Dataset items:
━━━━━━━━━━
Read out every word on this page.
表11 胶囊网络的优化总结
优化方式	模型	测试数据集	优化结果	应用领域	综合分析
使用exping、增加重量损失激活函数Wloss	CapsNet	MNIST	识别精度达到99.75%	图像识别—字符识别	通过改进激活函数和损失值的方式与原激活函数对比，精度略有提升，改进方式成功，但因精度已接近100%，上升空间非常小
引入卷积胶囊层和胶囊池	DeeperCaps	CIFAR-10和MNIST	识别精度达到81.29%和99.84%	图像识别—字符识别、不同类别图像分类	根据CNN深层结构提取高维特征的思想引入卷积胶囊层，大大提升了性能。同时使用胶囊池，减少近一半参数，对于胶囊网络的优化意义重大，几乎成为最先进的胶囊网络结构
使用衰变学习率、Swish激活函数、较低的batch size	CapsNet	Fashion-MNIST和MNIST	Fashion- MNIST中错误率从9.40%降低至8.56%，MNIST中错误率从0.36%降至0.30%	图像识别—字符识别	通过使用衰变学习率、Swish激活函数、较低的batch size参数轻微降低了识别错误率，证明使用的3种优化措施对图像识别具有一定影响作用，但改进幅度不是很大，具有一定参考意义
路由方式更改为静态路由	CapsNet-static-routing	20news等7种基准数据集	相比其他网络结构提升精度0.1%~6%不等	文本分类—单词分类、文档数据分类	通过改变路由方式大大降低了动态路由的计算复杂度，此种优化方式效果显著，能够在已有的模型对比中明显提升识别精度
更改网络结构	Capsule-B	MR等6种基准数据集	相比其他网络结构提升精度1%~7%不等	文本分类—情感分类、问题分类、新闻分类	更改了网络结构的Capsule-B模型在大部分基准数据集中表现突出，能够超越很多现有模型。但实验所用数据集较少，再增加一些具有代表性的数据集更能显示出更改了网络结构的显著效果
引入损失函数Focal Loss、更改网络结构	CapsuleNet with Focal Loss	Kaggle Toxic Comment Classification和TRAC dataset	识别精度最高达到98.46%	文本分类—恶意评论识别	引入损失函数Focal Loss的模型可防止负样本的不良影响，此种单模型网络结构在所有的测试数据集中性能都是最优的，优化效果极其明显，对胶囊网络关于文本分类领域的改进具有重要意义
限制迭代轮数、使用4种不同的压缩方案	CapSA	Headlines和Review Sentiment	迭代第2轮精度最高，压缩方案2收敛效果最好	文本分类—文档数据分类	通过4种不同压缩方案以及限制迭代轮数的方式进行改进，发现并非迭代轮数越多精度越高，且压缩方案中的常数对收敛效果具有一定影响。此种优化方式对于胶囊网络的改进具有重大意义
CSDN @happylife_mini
━━━━━━━━━━
## Written task
Your task is to reproduce all of the records exactly.

## Final result
Read out every word on this page.
表11 胶囊网络的优化总结
优化方式	模型	测试数据集	优化结果	应用领域	综合分析
使用exping、增加重量损失激活函数Wloss	CapsNet	MNIST	识别精度达到99.75%	图像识别—字符识别	通过改进激活函数和损失值的方式与原激活函数对比，精度略有提升，改进方式成功，但因精度已接近100%，上升空间非常小
引入卷积胶囊层和胶囊池	DeeperCaps	CIFAR-10和MNIST	识别精度达到81.29%和99.84%	图像识别—字符识别、不同类别图像分类	根据CNN深层结构提取高维特征的思想引入卷积胶囊层，大大提升了性能。同时使用胶囊池，减少近一半参数，对于胶囊网络的优化意义重大，几乎成为最先进的胶囊网络结构
使用衰变学习率、Swish激活函数、较低的batch size	CapsNet	Fashion-MNIST和MNIST	Fashion- MNIST中错误率从9.40%降低至8.56%，MNIST中错误率从0.36%降至0.30%	图像识别—字符识别	通过使用衰变学习率、Swish激活函数、较低的batch size参数轻微降低了识别错误率，证明使用的3种优化措施对图像识别具有一定影响作用，但改进幅度不是很大，具有一定参考意义
路由方式更改为静态路由	CapsNet-static-routing	20news等7种基准数据集	相比其他网络结构提升精度0.1%~6%不等	文本分类—单词分类、文档数据分类	通过改变路由方式大大降低了动态路由的计算复杂度，此种优化方式效果显著，能够在已有的模型对比中明显提升识别精度
更改网络结构	Capsule-B	MR等6种基准数据集	相比其他网络结构提升精度1%~7%不等	文本分类—情感分类、问题分类、新闻分类	更改了网络结构的Capsule-B模型在大部分基准数据集中表现突出，能够超越很多现有模型。但实验所用数据集较少，再增加一些具有代表性的数据集更能显示出更改了网络结构的显著效果
引入损失函数Focal Loss、更改网络结构	CapsuleNet with Focal Loss	Kaggle Toxic Comment Classification和TRAC dataset	识别精度最高达到98.46%	文本分类—恶意评论识别	引入损失函数Focal Loss的模型可防止负样本的不良影响，此种单模型网络结构在所有的测试数据集中性能都是最优的，优化效果极其明显，对胶囊网络关于文本分类领域的改进具有重要意义
限制迭代轮数、使用4种不同的压缩方案	CapSA	Headlines和Review Sentiment	迭代第2轮精度最高，压缩方案2收敛效果最好	文本分类—文档数据分类	通过4种不同压缩方案以及限制迭代轮数的方式进行改进，发现并非迭代轮数越多精度越高，且压缩方案中的常数对收敛效果具有一定影响。此种优化方式对于胶囊网络的改进具有重大意义
CSDN @happylife_mini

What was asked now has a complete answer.